DOCUMENT SEGMENT:
CIS307: Guidelines for the solution of Homework 5

Organization of the program

We now have three processes - HMW_MAIN, RAND_PROC1, and RAND_PROC2. HMW_MAIN creates the child processes RAND_PROC1 and RAND_PROC2. RAND_PROC1 and RAND_PROC2 cooperate with each other to have their virtual address spaces overlap on a segment of shared memory that accommodates the data item STORE previously maintained by STORE_MANAGER. Thereafter they perform (an unbounded number of) read and update operations on STORE, invoking the functions SSTORE_READ() and SSTORE_UPDATE(). HMW_MAIN interacts with the child processes to make available to the user statistical information about their operation, or to terminate all processes according to the user's choice.

RAND_PROC1 and RAND_PROC2 execute identical algorithms but use different seeds for the random number generator. Given this set up, it would be natural to organize the program into two files - hmw_main.c, and rand_proc.c (additional header files may be used to group together data structures and operations needed in each process). Each child process operates in the address space of the parent process HMW_MAIN as it begins execution. It immediately invokes one of the exec functions to execute (the machine code version of) the program in rand_proc.c. Thus RAND_PROC1 and RAND_PROC2 would invoke

  
           execlp("rand_proc",arg1,arg2,NULL)
where
    arg1 - character string representation of the identifier for the child  
           process (e.g., 1 for RAND_PROC1, and 2 for RAND_PROC2), and  

    arg2 - character string representation of the seed for the random 
           number generator,  
are the arguments to the program in rand_proc.c. The program (or the function main() to be more precise) in rand_proc.c would accept the arguments from execlp() and convert them into the respective integer values. The file rand_proc.c contains the executable code for rand_proc.

EXERCISE DESCRIPTION: From the Homework 5 guidelines above, reproduce word for word the part that opens with the words containing "CIS307: Guidelines for" and closes with "the user's choice.".

DATA LINES:
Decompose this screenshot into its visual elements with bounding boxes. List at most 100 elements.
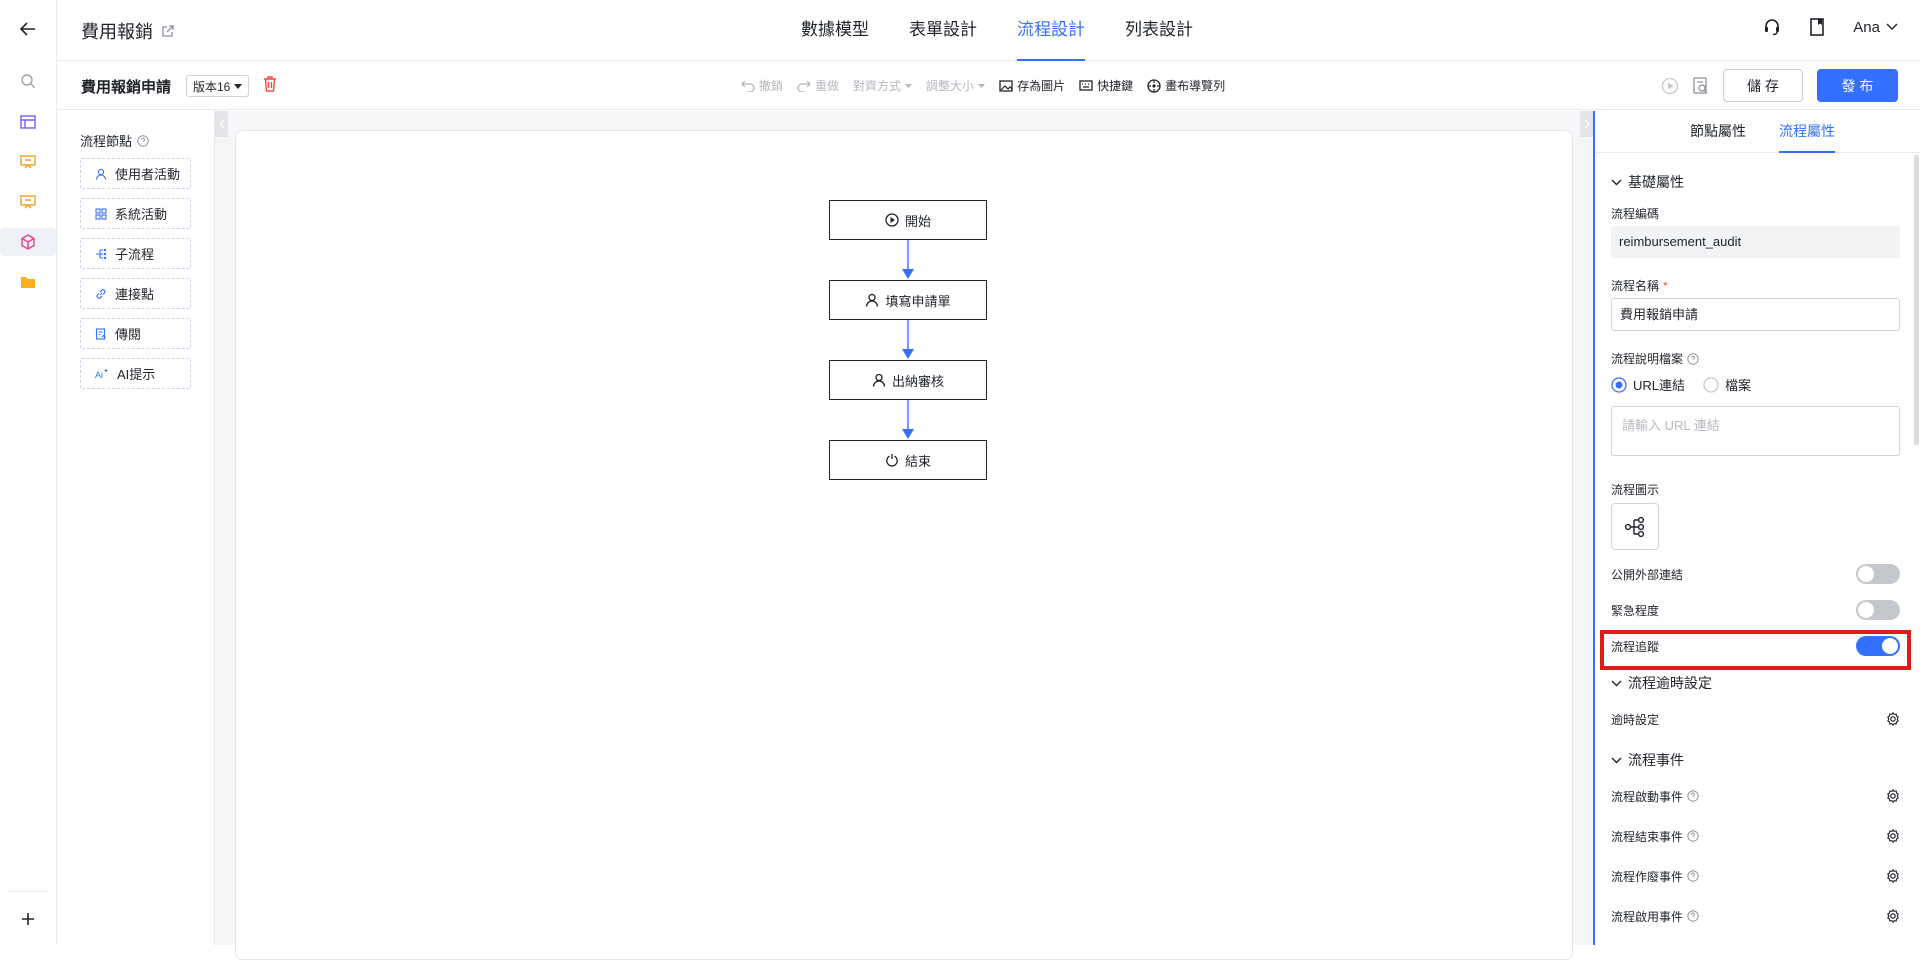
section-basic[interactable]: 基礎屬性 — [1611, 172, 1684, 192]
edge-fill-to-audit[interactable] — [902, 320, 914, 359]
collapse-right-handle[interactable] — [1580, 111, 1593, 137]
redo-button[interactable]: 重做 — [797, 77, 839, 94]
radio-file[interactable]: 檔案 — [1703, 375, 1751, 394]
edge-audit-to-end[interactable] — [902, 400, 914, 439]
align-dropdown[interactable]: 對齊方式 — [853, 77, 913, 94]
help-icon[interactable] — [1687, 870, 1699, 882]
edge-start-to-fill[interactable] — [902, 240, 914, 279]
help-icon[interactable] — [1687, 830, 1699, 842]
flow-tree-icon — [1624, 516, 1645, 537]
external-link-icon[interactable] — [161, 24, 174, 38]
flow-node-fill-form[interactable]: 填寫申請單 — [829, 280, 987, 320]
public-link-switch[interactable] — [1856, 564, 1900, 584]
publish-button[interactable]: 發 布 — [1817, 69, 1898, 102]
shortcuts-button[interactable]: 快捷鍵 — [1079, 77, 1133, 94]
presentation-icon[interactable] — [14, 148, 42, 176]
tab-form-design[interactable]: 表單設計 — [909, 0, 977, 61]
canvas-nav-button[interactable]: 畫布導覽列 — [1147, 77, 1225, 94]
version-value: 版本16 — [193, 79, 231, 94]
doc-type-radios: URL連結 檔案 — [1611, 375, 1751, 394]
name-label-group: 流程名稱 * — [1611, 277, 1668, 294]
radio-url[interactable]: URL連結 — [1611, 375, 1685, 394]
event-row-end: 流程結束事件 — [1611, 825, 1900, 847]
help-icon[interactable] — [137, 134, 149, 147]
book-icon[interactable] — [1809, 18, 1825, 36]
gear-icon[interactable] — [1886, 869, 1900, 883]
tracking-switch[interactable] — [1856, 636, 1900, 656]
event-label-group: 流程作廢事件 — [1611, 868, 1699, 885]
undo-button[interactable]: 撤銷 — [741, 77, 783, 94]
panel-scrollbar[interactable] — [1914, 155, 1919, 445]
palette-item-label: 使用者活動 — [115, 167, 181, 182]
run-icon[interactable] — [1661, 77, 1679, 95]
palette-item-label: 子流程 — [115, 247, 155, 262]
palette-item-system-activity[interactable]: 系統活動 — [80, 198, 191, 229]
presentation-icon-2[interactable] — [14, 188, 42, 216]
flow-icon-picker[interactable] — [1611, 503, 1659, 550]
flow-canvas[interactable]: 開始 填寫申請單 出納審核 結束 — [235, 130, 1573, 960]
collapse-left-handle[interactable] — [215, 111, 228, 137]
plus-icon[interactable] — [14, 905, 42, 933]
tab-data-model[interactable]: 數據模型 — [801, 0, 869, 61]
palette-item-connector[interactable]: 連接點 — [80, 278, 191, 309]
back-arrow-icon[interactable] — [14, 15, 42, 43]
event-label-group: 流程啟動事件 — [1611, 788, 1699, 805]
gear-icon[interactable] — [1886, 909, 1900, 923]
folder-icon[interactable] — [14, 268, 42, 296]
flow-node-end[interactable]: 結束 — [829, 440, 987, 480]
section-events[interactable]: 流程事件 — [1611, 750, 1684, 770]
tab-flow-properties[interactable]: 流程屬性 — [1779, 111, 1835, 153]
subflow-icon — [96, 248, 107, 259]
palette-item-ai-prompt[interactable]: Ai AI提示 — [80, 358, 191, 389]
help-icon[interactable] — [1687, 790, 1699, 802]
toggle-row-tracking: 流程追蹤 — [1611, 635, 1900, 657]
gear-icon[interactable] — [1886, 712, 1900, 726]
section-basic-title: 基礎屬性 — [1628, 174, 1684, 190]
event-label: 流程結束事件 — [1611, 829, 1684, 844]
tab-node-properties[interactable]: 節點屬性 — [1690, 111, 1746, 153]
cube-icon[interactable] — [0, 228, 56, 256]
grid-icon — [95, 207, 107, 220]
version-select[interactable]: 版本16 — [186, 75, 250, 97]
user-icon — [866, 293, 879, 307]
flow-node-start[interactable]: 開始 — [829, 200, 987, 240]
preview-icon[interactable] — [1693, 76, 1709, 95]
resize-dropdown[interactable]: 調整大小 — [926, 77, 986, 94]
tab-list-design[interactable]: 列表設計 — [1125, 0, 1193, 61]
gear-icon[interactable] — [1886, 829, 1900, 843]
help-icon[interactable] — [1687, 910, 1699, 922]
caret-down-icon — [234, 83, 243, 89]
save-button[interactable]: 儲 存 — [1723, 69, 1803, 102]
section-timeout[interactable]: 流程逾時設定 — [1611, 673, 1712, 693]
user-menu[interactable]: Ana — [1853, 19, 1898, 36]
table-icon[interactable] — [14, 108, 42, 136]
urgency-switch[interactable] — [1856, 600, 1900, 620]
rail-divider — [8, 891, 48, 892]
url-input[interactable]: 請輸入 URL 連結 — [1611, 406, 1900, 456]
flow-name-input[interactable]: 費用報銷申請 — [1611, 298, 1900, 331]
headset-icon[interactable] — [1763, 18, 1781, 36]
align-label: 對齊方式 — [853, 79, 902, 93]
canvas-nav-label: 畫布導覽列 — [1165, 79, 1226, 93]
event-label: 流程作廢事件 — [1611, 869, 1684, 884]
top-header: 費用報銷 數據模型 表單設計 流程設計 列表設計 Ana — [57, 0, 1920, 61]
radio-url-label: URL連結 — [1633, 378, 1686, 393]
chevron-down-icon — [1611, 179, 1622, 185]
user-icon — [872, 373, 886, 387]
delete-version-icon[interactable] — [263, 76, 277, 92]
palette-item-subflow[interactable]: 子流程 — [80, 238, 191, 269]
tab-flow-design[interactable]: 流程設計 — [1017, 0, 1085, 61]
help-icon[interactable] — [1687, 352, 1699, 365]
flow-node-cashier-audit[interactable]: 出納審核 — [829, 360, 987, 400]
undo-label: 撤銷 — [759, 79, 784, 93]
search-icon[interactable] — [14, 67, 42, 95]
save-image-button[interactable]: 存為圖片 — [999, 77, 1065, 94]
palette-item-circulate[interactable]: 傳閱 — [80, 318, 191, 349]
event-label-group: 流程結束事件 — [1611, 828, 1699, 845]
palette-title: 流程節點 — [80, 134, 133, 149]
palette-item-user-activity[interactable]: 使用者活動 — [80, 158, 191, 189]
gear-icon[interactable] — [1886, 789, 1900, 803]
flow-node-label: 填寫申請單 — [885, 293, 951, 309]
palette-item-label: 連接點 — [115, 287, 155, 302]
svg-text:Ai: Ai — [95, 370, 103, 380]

SOLUTION TO THE PROBLEM:
CIS307: Guidelines for the solution of Homework 5

Organization of the program

We now have three processes - HMW_MAIN, RAND_PROC1, and RAND_PROC2. HMW_MAIN creates the child processes RAND_PROC1 and RAND_PROC2. RAND_PROC1 and RAND_PROC2 cooperate with each other to have their virtual address spaces overlap on a segment of shared memory that accommodates the data item STORE previously maintained by STORE_MANAGER. Thereafter they perform (an unbounded number of) read and update operations on STORE, invoking the functions SSTORE_READ() and SSTORE_UPDATE(). HMW_MAIN interacts with the child processes to make available to the user statistical information about their operation, or to terminate all processes according to the user's choice.